**Task goal:** From the listing below, extract every line in which the word "Kalhoty" appears.

**Stored records:**
[start]

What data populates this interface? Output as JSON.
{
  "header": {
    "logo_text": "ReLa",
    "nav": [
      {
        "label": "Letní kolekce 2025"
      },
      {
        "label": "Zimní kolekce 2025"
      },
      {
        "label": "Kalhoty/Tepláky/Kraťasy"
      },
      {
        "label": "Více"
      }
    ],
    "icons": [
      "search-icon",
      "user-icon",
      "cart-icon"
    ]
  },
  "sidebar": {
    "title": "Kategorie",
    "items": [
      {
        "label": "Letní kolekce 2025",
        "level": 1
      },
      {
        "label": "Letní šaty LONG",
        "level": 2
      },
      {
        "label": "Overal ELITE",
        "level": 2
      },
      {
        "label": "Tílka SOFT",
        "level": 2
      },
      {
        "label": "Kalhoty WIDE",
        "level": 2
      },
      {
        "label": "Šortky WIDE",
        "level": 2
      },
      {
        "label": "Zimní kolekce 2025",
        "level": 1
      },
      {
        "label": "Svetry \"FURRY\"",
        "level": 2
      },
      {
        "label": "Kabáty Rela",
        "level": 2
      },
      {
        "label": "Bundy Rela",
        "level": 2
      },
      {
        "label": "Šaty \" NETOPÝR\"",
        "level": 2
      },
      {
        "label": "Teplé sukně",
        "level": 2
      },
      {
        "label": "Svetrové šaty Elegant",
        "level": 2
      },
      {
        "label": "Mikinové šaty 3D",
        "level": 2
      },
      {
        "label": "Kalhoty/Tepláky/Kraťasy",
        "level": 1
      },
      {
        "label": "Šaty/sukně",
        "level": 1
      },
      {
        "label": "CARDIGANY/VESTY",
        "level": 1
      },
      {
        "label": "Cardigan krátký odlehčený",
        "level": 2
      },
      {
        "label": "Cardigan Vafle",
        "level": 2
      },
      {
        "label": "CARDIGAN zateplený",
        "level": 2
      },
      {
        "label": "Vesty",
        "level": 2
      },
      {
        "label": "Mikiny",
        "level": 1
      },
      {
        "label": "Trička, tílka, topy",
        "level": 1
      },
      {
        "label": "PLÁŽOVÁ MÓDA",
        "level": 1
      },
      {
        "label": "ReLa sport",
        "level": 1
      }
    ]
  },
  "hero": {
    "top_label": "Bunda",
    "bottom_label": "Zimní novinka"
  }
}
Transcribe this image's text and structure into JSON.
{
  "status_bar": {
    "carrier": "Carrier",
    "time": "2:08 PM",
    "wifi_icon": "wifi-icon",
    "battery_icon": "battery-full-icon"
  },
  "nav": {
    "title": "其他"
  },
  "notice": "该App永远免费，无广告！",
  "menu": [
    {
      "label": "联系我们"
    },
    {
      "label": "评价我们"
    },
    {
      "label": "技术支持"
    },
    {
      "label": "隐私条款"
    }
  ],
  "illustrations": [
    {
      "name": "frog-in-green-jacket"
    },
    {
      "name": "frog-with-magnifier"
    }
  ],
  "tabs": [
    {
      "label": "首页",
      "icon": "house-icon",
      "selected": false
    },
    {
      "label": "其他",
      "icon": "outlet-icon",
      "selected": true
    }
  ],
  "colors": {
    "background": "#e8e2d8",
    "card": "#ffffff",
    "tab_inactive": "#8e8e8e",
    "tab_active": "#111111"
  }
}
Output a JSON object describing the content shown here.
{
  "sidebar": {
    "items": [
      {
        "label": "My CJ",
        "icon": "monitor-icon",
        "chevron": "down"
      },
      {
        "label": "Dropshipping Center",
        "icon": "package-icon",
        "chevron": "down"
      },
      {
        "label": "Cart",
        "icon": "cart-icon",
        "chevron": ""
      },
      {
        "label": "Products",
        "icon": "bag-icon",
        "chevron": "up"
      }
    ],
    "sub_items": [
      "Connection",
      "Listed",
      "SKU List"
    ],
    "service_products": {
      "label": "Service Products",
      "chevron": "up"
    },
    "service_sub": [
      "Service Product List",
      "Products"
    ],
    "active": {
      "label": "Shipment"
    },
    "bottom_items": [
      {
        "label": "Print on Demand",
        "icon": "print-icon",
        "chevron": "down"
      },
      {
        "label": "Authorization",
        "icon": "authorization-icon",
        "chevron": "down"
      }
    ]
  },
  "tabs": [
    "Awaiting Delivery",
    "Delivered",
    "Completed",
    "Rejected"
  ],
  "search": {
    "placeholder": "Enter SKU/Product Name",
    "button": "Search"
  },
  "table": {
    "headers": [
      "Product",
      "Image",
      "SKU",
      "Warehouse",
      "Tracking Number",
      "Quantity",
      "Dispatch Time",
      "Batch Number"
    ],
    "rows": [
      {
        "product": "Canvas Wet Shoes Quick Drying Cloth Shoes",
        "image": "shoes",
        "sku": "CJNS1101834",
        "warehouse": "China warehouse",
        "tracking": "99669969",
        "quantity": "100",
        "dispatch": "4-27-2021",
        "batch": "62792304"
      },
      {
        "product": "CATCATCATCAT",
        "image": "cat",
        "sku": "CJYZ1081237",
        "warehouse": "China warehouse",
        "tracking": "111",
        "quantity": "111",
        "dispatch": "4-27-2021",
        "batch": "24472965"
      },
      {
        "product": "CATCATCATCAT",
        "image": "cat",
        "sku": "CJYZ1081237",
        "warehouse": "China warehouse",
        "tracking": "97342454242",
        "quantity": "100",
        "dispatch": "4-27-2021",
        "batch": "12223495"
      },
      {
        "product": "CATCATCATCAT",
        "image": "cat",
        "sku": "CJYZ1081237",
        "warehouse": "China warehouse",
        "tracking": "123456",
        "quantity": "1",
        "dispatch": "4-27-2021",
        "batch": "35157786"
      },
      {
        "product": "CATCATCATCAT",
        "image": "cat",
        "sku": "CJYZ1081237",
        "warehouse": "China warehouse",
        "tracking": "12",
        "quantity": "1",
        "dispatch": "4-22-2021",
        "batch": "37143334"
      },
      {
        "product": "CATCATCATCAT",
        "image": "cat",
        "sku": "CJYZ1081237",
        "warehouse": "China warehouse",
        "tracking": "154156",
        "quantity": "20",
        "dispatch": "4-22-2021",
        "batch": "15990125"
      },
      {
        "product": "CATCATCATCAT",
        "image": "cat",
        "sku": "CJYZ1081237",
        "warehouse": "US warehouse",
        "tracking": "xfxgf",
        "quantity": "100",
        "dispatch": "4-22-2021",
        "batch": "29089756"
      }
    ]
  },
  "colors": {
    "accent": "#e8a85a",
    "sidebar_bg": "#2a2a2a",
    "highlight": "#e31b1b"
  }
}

[end]

**Task result:**
        "label": "Kalhoty/Tepláky/Kraťasy"
        "label": "Kalhoty WIDE",
        "label": "Kalhoty/Tepláky/Kraťasy",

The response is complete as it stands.